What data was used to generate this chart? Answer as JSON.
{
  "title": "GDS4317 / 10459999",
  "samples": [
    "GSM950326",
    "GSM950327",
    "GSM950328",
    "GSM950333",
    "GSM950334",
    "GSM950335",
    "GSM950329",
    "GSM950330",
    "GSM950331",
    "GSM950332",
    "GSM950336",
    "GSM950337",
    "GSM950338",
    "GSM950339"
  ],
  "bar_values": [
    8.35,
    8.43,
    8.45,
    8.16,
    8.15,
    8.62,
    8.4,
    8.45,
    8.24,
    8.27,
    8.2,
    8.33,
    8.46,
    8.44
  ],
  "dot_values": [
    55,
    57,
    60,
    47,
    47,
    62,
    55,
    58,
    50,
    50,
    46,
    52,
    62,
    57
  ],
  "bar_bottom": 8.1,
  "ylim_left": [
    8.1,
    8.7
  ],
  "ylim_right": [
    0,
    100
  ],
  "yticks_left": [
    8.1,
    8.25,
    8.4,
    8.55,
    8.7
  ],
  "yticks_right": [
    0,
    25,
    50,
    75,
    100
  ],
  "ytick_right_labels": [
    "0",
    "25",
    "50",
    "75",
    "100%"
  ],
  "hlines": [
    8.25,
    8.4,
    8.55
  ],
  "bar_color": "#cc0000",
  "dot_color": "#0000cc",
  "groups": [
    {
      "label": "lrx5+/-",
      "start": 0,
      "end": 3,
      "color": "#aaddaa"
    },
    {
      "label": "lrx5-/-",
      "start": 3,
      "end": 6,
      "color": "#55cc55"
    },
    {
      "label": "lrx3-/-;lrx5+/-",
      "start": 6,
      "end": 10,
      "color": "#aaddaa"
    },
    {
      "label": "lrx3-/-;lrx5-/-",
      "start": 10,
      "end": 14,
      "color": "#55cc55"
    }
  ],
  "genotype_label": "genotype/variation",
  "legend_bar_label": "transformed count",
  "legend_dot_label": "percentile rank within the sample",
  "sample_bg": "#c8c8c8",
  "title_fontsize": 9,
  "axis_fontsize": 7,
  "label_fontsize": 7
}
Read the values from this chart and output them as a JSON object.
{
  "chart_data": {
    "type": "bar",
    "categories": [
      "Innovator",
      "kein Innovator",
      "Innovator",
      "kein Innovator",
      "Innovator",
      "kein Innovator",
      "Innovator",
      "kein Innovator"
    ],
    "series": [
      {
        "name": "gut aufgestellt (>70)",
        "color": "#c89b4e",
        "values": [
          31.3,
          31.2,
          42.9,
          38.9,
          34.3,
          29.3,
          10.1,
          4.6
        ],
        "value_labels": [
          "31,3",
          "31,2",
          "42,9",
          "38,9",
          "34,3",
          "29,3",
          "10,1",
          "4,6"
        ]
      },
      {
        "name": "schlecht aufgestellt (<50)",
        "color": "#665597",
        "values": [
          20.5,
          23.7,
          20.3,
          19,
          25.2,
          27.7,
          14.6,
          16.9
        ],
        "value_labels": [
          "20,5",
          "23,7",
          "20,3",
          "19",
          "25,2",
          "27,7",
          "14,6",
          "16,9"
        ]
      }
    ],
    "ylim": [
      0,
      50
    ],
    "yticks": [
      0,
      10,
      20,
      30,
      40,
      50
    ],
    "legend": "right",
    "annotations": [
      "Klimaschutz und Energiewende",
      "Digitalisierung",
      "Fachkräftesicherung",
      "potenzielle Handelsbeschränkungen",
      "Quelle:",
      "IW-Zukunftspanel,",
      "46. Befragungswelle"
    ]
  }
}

=-=-=

> **Aim**:
Restate the listing above word for word.

> **Result of the exercise**:
What data was used to generate this chart? Answer as JSON.
{
  "title": "GDS4317 / 10459999",
  "samples": [
    "GSM950326",
    "GSM950327",
    "GSM950328",
    "GSM950333",
    "GSM950334",
    "GSM950335",
    "GSM950329",
    "GSM950330",
    "GSM950331",
    "GSM950332",
    "GSM950336",
    "GSM950337",
    "GSM950338",
    "GSM950339"
  ],
  "bar_values": [
    8.35,
    8.43,
    8.45,
    8.16,
    8.15,
    8.62,
    8.4,
    8.45,
    8.24,
    8.27,
    8.2,
    8.33,
    8.46,
    8.44
  ],
  "dot_values": [
    55,
    57,
    60,
    47,
    47,
    62,
    55,
    58,
    50,
    50,
    46,
    52,
    62,
    57
  ],
  "bar_bottom": 8.1,
  "ylim_left": [
    8.1,
    8.7
  ],
  "ylim_right": [
    0,
    100
  ],
  "yticks_left": [
    8.1,
    8.25,
    8.4,
    8.55,
    8.7
  ],
  "yticks_right": [
    0,
    25,
    50,
    75,
    100
  ],
  "ytick_right_labels": [
    "0",
    "25",
    "50",
    "75",
    "100%"
  ],
  "hlines": [
    8.25,
    8.4,
    8.55
  ],
  "bar_color": "#cc0000",
  "dot_color": "#0000cc",
  "groups": [
    {
      "label": "lrx5+/-",
      "start": 0,
      "end": 3,
      "color": "#aaddaa"
    },
    {
      "label": "lrx5-/-",
      "start": 3,
      "end": 6,
      "color": "#55cc55"
    },
    {
      "label": "lrx3-/-;lrx5+/-",
      "start": 6,
      "end": 10,
      "color": "#aaddaa"
    },
    {
      "label": "lrx3-/-;lrx5-/-",
      "start": 10,
      "end": 14,
      "color": "#55cc55"
    }
  ],
  "genotype_label": "genotype/variation",
  "legend_bar_label": "transformed count",
  "legend_dot_label": "percentile rank within the sample",
  "sample_bg": "#c8c8c8",
  "title_fontsize": 9,
  "axis_fontsize": 7,
  "label_fontsize": 7
}
Read the values from this chart and output them as a JSON object.
{
  "chart_data": {
    "type": "bar",
    "categories": [
      "Innovator",
      "kein Innovator",
      "Innovator",
      "kein Innovator",
      "Innovator",
      "kein Innovator",
      "Innovator",
      "kein Innovator"
    ],
    "series": [
      {
        "name": "gut aufgestellt (>70)",
        "color": "#c89b4e",
        "values": [
          31.3,
          31.2,
          42.9,
          38.9,
          34.3,
          29.3,
          10.1,
          4.6
        ],
        "value_labels": [
          "31,3",
          "31,2",
          "42,9",
          "38,9",
          "34,3",
          "29,3",
          "10,1",
          "4,6"
        ]
      },
      {
        "name": "schlecht aufgestellt (<50)",
        "color": "#665597",
        "values": [
          20.5,
          23.7,
          20.3,
          19,
          25.2,
          27.7,
          14.6,
          16.9
        ],
        "value_labels": [
          "20,5",
          "23,7",
          "20,3",
          "19",
          "25,2",
          "27,7",
          "14,6",
          "16,9"
        ]
      }
    ],
    "ylim": [
      0,
      50
    ],
    "yticks": [
      0,
      10,
      20,
      30,
      40,
      50
    ],
    "legend": "right",
    "annotations": [
      "Klimaschutz und Energiewende",
      "Digitalisierung",
      "Fachkräftesicherung",
      "potenzielle Handelsbeschränkungen",
      "Quelle:",
      "IW-Zukunftspanel,",
      "46. Befragungswelle"
    ]
  }
}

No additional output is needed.